### Stated task
Gather all lines from the material that contain "Contact".

### Data for this exercise
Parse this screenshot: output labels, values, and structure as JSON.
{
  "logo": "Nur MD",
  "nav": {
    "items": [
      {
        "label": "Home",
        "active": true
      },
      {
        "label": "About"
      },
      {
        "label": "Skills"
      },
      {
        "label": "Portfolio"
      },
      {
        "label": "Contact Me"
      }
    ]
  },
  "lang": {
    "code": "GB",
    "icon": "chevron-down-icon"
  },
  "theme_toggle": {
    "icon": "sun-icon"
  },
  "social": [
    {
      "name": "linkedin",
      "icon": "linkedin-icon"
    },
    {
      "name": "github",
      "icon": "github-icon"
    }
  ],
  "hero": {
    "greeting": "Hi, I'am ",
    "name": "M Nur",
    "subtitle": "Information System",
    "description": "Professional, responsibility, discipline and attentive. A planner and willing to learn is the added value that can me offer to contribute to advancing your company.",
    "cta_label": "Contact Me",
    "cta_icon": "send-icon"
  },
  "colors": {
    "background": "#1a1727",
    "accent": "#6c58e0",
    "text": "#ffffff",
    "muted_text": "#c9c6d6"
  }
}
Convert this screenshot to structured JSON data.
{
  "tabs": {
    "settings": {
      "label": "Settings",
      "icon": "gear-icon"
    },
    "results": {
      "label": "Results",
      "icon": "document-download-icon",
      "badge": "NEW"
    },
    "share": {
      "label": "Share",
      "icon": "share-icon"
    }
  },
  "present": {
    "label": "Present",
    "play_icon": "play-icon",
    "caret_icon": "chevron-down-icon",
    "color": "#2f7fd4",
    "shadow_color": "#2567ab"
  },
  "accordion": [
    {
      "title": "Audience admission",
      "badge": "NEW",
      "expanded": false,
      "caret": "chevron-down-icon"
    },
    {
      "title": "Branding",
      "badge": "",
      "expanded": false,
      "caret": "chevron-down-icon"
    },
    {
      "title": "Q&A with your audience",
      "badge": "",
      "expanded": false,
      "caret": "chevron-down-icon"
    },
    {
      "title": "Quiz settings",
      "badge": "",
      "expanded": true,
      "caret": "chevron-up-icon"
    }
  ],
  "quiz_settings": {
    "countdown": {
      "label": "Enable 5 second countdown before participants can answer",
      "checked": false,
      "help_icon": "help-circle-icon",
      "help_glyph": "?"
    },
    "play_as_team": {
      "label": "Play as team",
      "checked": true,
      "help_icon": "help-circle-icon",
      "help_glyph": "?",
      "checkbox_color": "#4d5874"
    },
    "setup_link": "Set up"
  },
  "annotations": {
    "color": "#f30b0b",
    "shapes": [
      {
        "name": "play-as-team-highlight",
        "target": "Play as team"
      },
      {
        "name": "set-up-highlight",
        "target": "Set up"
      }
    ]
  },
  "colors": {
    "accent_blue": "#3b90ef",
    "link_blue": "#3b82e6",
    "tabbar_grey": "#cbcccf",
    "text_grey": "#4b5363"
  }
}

### Response to this exercise
        "label": "Contact Me"
    "cta_label": "Contact Me",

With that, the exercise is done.